===== RECORDS FOR THE TASK

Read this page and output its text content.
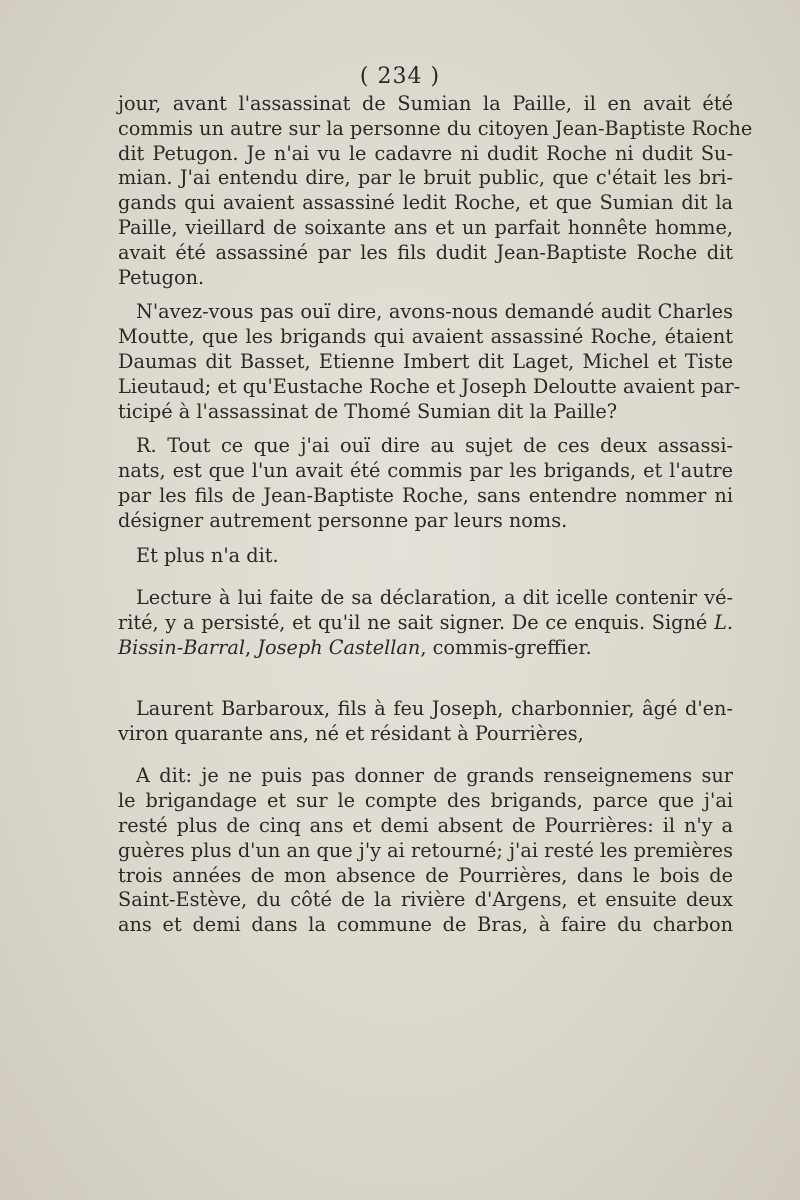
( 234 )
jour, avant l'assassinat de Sumian la Paille, il en avait été
commis un autre sur la personne du citoyen Jean-Baptiste Roche
dit Petugon. Je n'ai vu le cadavre ni dudit Roche ni dudit Su-
mian. J'ai entendu dire, par le bruit public, que c'était les bri-
gands qui avaient assassiné ledit Roche, et que Sumian dit la
Paille, vieillard de soixante ans et un parfait honnête homme,
avait été assassiné par les fils dudit Jean-Baptiste Roche dit
Petugon.
N'avez-vous pas ouï dire, avons-nous demandé audit Charles
Moutte, que les brigands qui avaient assassiné Roche, étaient
Daumas dit Basset, Etienne Imbert dit Laget, Michel et Tiste
Lieutaud; et qu'Eustache Roche et Joseph Deloutte avaient par-
ticipé à l'assassinat de Thomé Sumian dit la Paille?
R. Tout ce que j'ai ouï dire au sujet de ces deux assassi-
nats, est que l'un avait été commis par les brigands, et l'autre
par les fils de Jean-Baptiste Roche, sans entendre nommer ni
désigner autrement personne par leurs noms.
Et plus n'a dit.
Lecture à lui faite de sa déclaration, a dit icelle contenir vé-
rité, y a persisté, et qu'il ne sait signer. De ce enquis. Signé L.
Bissin-Barral, Joseph Castellan, commis-greffier.
Laurent Barbaroux, fils à feu Joseph, charbonnier, âgé d'en-
viron quarante ans, né et résidant à Pourrières,
A dit: je ne puis pas donner de grands renseignemens sur
le brigandage et sur le compte des brigands, parce que j'ai
resté plus de cinq ans et demi absent de Pourrières: il n'y a
guères plus d'un an que j'y ai retourné; j'ai resté les premières
trois années de mon absence de Pourrières, dans le bois de
Saint-Estève, du côté de la rivière d'Argens, et ensuite deux
ans et demi dans la commune de Bras, à faire du charbon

==========

WRITTEN INSTRUCTION: Reproduce the data verbatim. Do not carry any picture into the copy.

ANSWER IN FULL:
Read this page and output its text content.
( 234 )
jour, avant l'assassinat de Sumian la Paille, il en avait été
commis un autre sur la personne du citoyen Jean-Baptiste Roche
dit Petugon. Je n'ai vu le cadavre ni dudit Roche ni dudit Su-
mian. J'ai entendu dire, par le bruit public, que c'était les bri-
gands qui avaient assassiné ledit Roche, et que Sumian dit la
Paille, vieillard de soixante ans et un parfait honnête homme,
avait été assassiné par les fils dudit Jean-Baptiste Roche dit
Petugon.
N'avez-vous pas ouï dire, avons-nous demandé audit Charles
Moutte, que les brigands qui avaient assassiné Roche, étaient
Daumas dit Basset, Etienne Imbert dit Laget, Michel et Tiste
Lieutaud; et qu'Eustache Roche et Joseph Deloutte avaient par-
ticipé à l'assassinat de Thomé Sumian dit la Paille?
R. Tout ce que j'ai ouï dire au sujet de ces deux assassi-
nats, est que l'un avait été commis par les brigands, et l'autre
par les fils de Jean-Baptiste Roche, sans entendre nommer ni
désigner autrement personne par leurs noms.
Et plus n'a dit.
Lecture à lui faite de sa déclaration, a dit icelle contenir vé-
rité, y a persisté, et qu'il ne sait signer. De ce enquis. Signé L.
Bissin-Barral, Joseph Castellan, commis-greffier.
Laurent Barbaroux, fils à feu Joseph, charbonnier, âgé d'en-
viron quarante ans, né et résidant à Pourrières,
A dit: je ne puis pas donner de grands renseignemens sur
le brigandage et sur le compte des brigands, parce que j'ai
resté plus de cinq ans et demi absent de Pourrières: il n'y a
guères plus d'un an que j'y ai retourné; j'ai resté les premières
trois années de mon absence de Pourrières, dans le bois de
Saint-Estève, du côté de la rivière d'Argens, et ensuite deux
ans et demi dans la commune de Bras, à faire du charbon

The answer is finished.